Prompt: Retype the records below exactly as they appear, but leave out any pictures.

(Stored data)
..............................
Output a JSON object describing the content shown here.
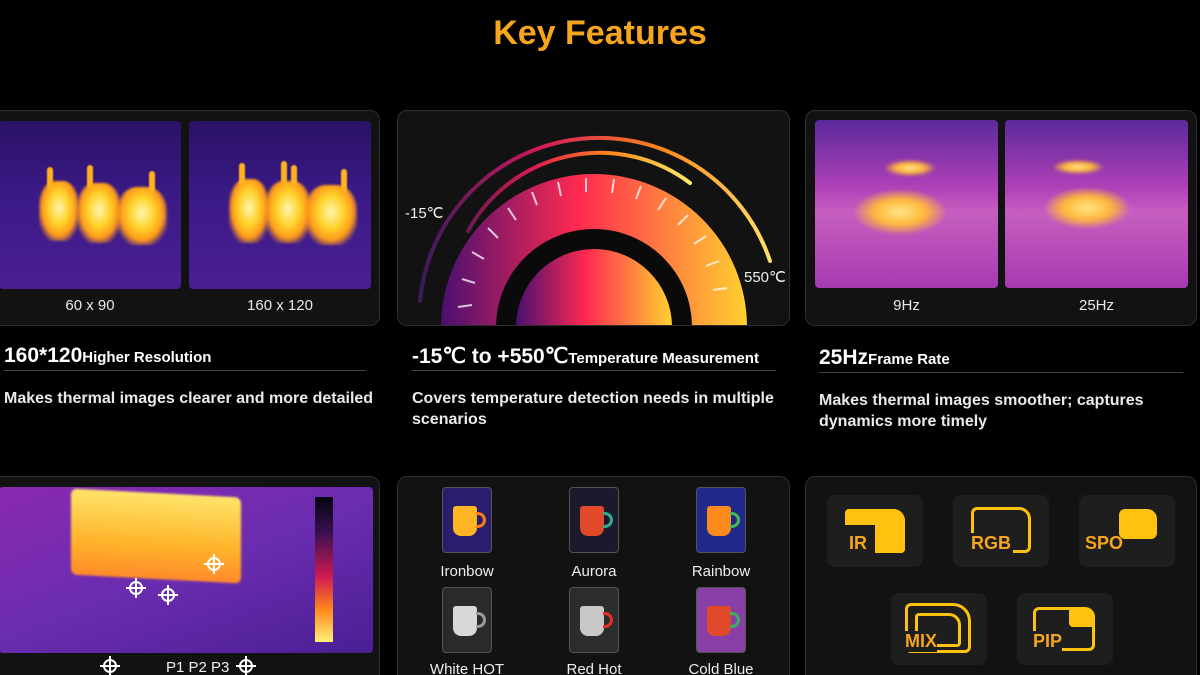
{
  "title": "Key Features",
  "resolution": {
    "captions": [
      "60 x 90",
      "160 x 120"
    ],
    "title_big": "160*120",
    "title_small": "Higher Resolution",
    "description": "Makes thermal images clearer and more detailed"
  },
  "temperature": {
    "min_label": "-15℃",
    "max_label": "550℃",
    "title_big": "-15℃ to +550℃",
    "title_small": "Temperature Measurement",
    "description": "Covers temperature detection needs in multiple scenarios"
  },
  "framerate": {
    "captions": [
      "9Hz",
      "25Hz"
    ],
    "title_big": "25Hz",
    "title_small": "Frame Rate",
    "description": "Makes thermal images smoother; captures dynamics more timely"
  },
  "points": {
    "labels": "P1 P2 P3"
  },
  "palettes": [
    {
      "name": "Ironbow",
      "bg": "#2b1d6e",
      "cup": "#ffb424",
      "handle": "#ff7a1a"
    },
    {
      "name": "Aurora",
      "bg": "#1a1a2c",
      "cup": "#e0492a",
      "handle": "#2fae8c"
    },
    {
      "name": "Rainbow",
      "bg": "#1f2a8a",
      "cup": "#ff8a1c",
      "handle": "#3fb850"
    },
    {
      "name": "White HOT",
      "bg": "#2a2a2a",
      "cup": "#d8d8d8",
      "handle": "#9a9a9a"
    },
    {
      "name": "Red Hot",
      "bg": "#2c2c2c",
      "cup": "#c8c8c8",
      "handle": "#e23030"
    },
    {
      "name": "Cold Blue",
      "bg": "#8a3fa8",
      "cup": "#e04a2a",
      "handle": "#3ab05a"
    }
  ],
  "modes": [
    "IR",
    "RGB",
    "SPO",
    "MIX",
    "PIP"
  ],
  "colors": {
    "accent": "#f7a51c",
    "mode_yellow": "#ffc20e"
  }
}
..............................
Solution for this task:
Output a JSON object describing the content shown here.
{
  "title": "Key Features",
  "resolution": {
    "captions": [
      "60 x 90",
      "160 x 120"
    ],
    "title_big": "160*120",
    "title_small": "Higher Resolution",
    "description": "Makes thermal images clearer and more detailed"
  },
  "temperature": {
    "min_label": "-15℃",
    "max_label": "550℃",
    "title_big": "-15℃ to +550℃",
    "title_small": "Temperature Measurement",
    "description": "Covers temperature detection needs in multiple scenarios"
  },
  "framerate": {
    "captions": [
      "9Hz",
      "25Hz"
    ],
    "title_big": "25Hz",
    "title_small": "Frame Rate",
    "description": "Makes thermal images smoother; captures dynamics more timely"
  },
  "points": {
    "labels": "P1 P2 P3"
  },
  "palettes": [
    {
      "name": "Ironbow",
      "bg": "#2b1d6e",
      "cup": "#ffb424",
      "handle": "#ff7a1a"
    },
    {
      "name": "Aurora",
      "bg": "#1a1a2c",
      "cup": "#e0492a",
      "handle": "#2fae8c"
    },
    {
      "name": "Rainbow",
      "bg": "#1f2a8a",
      "cup": "#ff8a1c",
      "handle": "#3fb850"
    },
    {
      "name": "White HOT",
      "bg": "#2a2a2a",
      "cup": "#d8d8d8",
      "handle": "#9a9a9a"
    },
    {
      "name": "Red Hot",
      "bg": "#2c2c2c",
      "cup": "#c8c8c8",
      "handle": "#e23030"
    },
    {
      "name": "Cold Blue",
      "bg": "#8a3fa8",
      "cup": "#e04a2a",
      "handle": "#3ab05a"
    }
  ],
  "modes": [
    "IR",
    "RGB",
    "SPO",
    "MIX",
    "PIP"
  ],
  "colors": {
    "accent": "#f7a51c",
    "mode_yellow": "#ffc20e"
  }
}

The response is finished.